Reproduce the listing exactly and skip over any pictures.

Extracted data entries
* * * * * * * * *
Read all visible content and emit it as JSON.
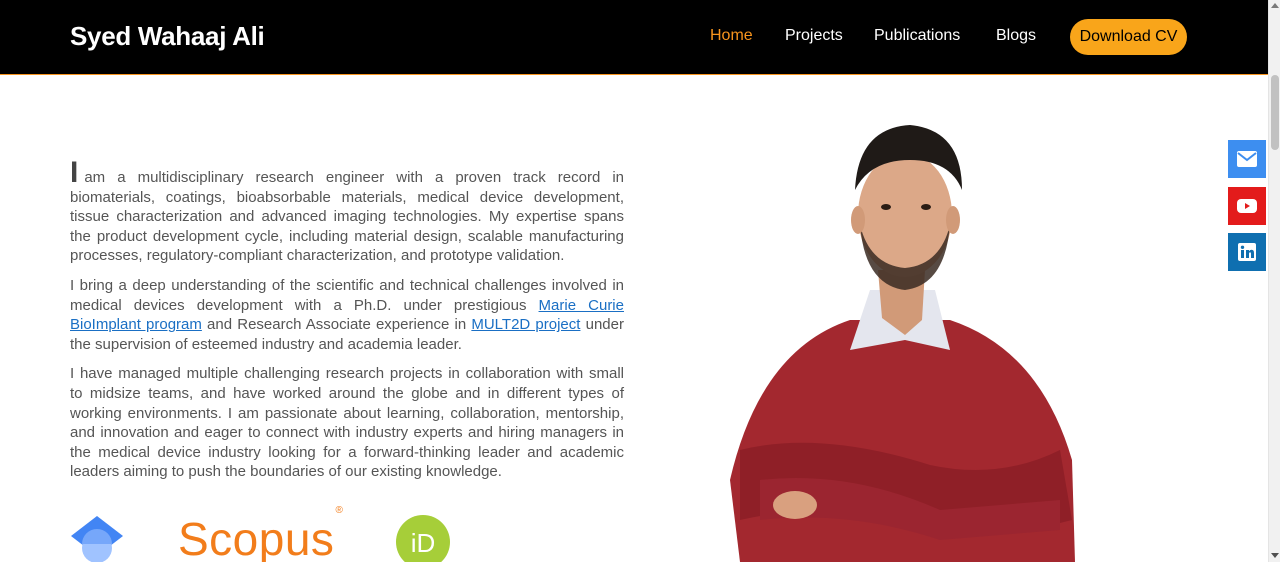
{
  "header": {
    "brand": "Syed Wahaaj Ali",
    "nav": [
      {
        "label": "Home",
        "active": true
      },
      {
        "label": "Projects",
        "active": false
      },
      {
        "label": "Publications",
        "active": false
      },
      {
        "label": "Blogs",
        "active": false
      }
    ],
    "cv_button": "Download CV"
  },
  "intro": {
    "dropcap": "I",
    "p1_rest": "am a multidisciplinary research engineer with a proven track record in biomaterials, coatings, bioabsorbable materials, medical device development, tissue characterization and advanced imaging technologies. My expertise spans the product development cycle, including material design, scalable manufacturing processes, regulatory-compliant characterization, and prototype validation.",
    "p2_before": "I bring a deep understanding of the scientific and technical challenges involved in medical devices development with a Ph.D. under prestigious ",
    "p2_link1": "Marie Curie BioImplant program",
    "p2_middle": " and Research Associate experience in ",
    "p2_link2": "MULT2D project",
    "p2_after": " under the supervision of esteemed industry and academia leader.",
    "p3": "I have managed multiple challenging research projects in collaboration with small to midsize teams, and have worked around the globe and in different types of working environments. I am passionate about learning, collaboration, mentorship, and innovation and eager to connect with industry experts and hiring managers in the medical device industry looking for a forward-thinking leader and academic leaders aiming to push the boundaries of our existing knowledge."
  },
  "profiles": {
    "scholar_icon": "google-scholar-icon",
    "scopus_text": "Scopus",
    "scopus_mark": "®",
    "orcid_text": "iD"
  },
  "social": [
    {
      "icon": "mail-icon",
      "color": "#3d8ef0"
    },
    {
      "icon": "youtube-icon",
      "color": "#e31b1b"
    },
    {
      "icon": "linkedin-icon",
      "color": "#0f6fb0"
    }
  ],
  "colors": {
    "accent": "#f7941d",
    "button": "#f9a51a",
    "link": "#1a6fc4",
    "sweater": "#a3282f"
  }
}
* * * * * * * * *
## TASK OUTPUT
Read all visible content and emit it as JSON.
{
  "header": {
    "brand": "Syed Wahaaj Ali",
    "nav": [
      {
        "label": "Home",
        "active": true
      },
      {
        "label": "Projects",
        "active": false
      },
      {
        "label": "Publications",
        "active": false
      },
      {
        "label": "Blogs",
        "active": false
      }
    ],
    "cv_button": "Download CV"
  },
  "intro": {
    "dropcap": "I",
    "p1_rest": "am a multidisciplinary research engineer with a proven track record in biomaterials, coatings, bioabsorbable materials, medical device development, tissue characterization and advanced imaging technologies. My expertise spans the product development cycle, including material design, scalable manufacturing processes, regulatory-compliant characterization, and prototype validation.",
    "p2_before": "I bring a deep understanding of the scientific and technical challenges involved in medical devices development with a Ph.D. under prestigious ",
    "p2_link1": "Marie Curie BioImplant program",
    "p2_middle": " and Research Associate experience in ",
    "p2_link2": "MULT2D project",
    "p2_after": " under the supervision of esteemed industry and academia leader.",
    "p3": "I have managed multiple challenging research projects in collaboration with small to midsize teams, and have worked around the globe and in different types of working environments. I am passionate about learning, collaboration, mentorship, and innovation and eager to connect with industry experts and hiring managers in the medical device industry looking for a forward-thinking leader and academic leaders aiming to push the boundaries of our existing knowledge."
  },
  "profiles": {
    "scholar_icon": "google-scholar-icon",
    "scopus_text": "Scopus",
    "scopus_mark": "®",
    "orcid_text": "iD"
  },
  "social": [
    {
      "icon": "mail-icon",
      "color": "#3d8ef0"
    },
    {
      "icon": "youtube-icon",
      "color": "#e31b1b"
    },
    {
      "icon": "linkedin-icon",
      "color": "#0f6fb0"
    }
  ],
  "colors": {
    "accent": "#f7941d",
    "button": "#f9a51a",
    "link": "#1a6fc4",
    "sweater": "#a3282f"
  }
}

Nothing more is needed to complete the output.